▶ _EXERCISE REQUIREMENTS_
Search the material below for the word "with". Copy every line that has it.

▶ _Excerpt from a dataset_
[START]

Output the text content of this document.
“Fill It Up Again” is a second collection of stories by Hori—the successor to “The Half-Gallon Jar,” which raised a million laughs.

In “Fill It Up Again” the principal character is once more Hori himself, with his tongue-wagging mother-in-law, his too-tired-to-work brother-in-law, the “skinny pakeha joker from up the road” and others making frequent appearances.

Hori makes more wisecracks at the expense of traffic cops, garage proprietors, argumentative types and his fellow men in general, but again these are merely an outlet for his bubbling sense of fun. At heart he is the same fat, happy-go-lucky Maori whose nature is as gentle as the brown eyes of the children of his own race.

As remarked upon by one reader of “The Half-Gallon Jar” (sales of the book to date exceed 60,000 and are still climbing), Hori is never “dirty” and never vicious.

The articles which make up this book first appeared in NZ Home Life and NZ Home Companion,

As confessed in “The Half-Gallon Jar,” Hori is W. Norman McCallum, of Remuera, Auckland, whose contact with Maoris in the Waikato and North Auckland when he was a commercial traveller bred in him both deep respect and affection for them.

[END]

▶ _FINISHED TASK_
In “Fill It Up Again” the principal character is once more Hori himself, with his tongue-wagging mother-in-law, his too-tired-to-work brother-in-law, the “skinny pakeha joker from up the road” and others making frequent appearances.
As confessed in “The Half-Gallon Jar,” Hori is W. Norman McCallum, of Remuera, Auckland, whose contact with Maoris in the Waikato and North Auckland when he was a commercial traveller bred in him both deep respect and affection for them.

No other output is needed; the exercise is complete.